• **Data extract**
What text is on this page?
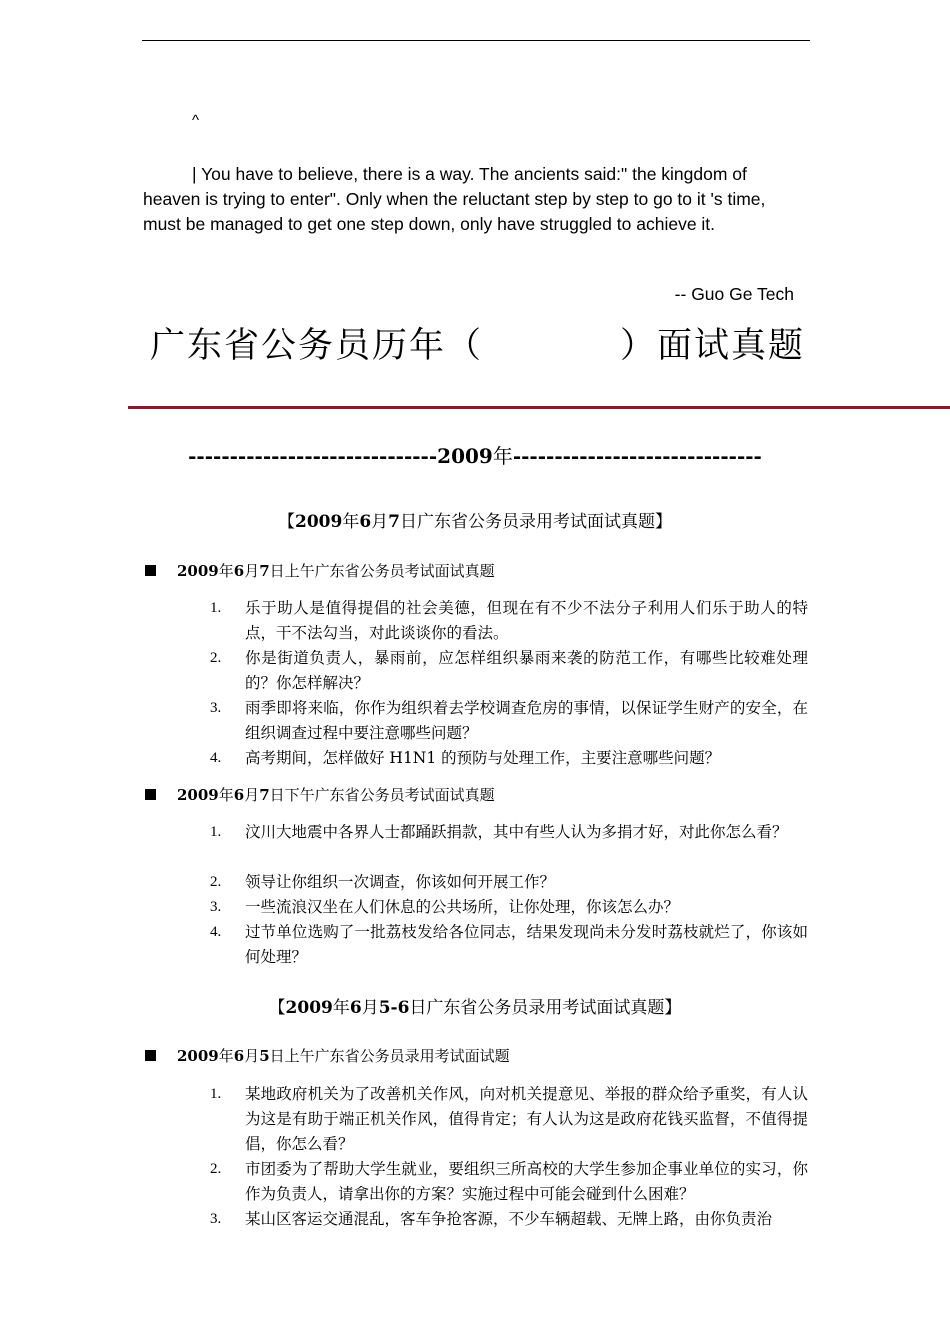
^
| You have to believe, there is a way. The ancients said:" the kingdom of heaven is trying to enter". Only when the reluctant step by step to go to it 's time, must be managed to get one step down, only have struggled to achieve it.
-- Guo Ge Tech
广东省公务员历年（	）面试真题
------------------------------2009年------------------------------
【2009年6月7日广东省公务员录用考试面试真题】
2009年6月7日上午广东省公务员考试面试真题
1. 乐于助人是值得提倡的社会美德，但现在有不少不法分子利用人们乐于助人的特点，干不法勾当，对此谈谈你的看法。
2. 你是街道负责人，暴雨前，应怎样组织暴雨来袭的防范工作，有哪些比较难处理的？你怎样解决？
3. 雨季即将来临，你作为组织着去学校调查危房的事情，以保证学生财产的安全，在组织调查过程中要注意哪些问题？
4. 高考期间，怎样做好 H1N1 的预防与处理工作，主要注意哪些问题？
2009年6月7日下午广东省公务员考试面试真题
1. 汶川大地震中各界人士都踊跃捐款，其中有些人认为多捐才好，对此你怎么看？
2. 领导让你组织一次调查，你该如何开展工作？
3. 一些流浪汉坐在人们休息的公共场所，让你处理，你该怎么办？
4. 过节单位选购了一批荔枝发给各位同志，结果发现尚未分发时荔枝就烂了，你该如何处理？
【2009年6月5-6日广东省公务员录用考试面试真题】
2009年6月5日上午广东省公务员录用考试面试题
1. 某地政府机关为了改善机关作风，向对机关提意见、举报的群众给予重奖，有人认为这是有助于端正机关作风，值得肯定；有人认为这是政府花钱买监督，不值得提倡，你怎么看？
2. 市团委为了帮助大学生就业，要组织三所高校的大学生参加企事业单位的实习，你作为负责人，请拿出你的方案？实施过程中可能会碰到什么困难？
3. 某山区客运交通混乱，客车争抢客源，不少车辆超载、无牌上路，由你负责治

• **Directive**
Reproduce the entries above without change, omitting all pictures.

• **Result for this task**
What text is on this page?
^
| You have to believe, there is a way. The ancients said:" the kingdom of heaven is trying to enter". Only when the reluctant step by step to go to it 's time, must be managed to get one step down, only have struggled to achieve it.
-- Guo Ge Tech
广东省公务员历年（	）面试真题
------------------------------2009年------------------------------
【2009年6月7日广东省公务员录用考试面试真题】
2009年6月7日上午广东省公务员考试面试真题
1. 乐于助人是值得提倡的社会美德，但现在有不少不法分子利用人们乐于助人的特点，干不法勾当，对此谈谈你的看法。
2. 你是街道负责人，暴雨前，应怎样组织暴雨来袭的防范工作，有哪些比较难处理的？你怎样解决？
3. 雨季即将来临，你作为组织着去学校调查危房的事情，以保证学生财产的安全，在组织调查过程中要注意哪些问题？
4. 高考期间，怎样做好 H1N1 的预防与处理工作，主要注意哪些问题？
2009年6月7日下午广东省公务员考试面试真题
1. 汶川大地震中各界人士都踊跃捐款，其中有些人认为多捐才好，对此你怎么看？
2. 领导让你组织一次调查，你该如何开展工作？
3. 一些流浪汉坐在人们休息的公共场所，让你处理，你该怎么办？
4. 过节单位选购了一批荔枝发给各位同志，结果发现尚未分发时荔枝就烂了，你该如何处理？
【2009年6月5-6日广东省公务员录用考试面试真题】
2009年6月5日上午广东省公务员录用考试面试题
1. 某地政府机关为了改善机关作风，向对机关提意见、举报的群众给予重奖，有人认为这是有助于端正机关作风，值得肯定；有人认为这是政府花钱买监督，不值得提倡，你怎么看？
2. 市团委为了帮助大学生就业，要组织三所高校的大学生参加企事业单位的实习，你作为负责人，请拿出你的方案？实施过程中可能会碰到什么困难？
3. 某山区客运交通混乱，客车争抢客源，不少车辆超载、无牌上路，由你负责治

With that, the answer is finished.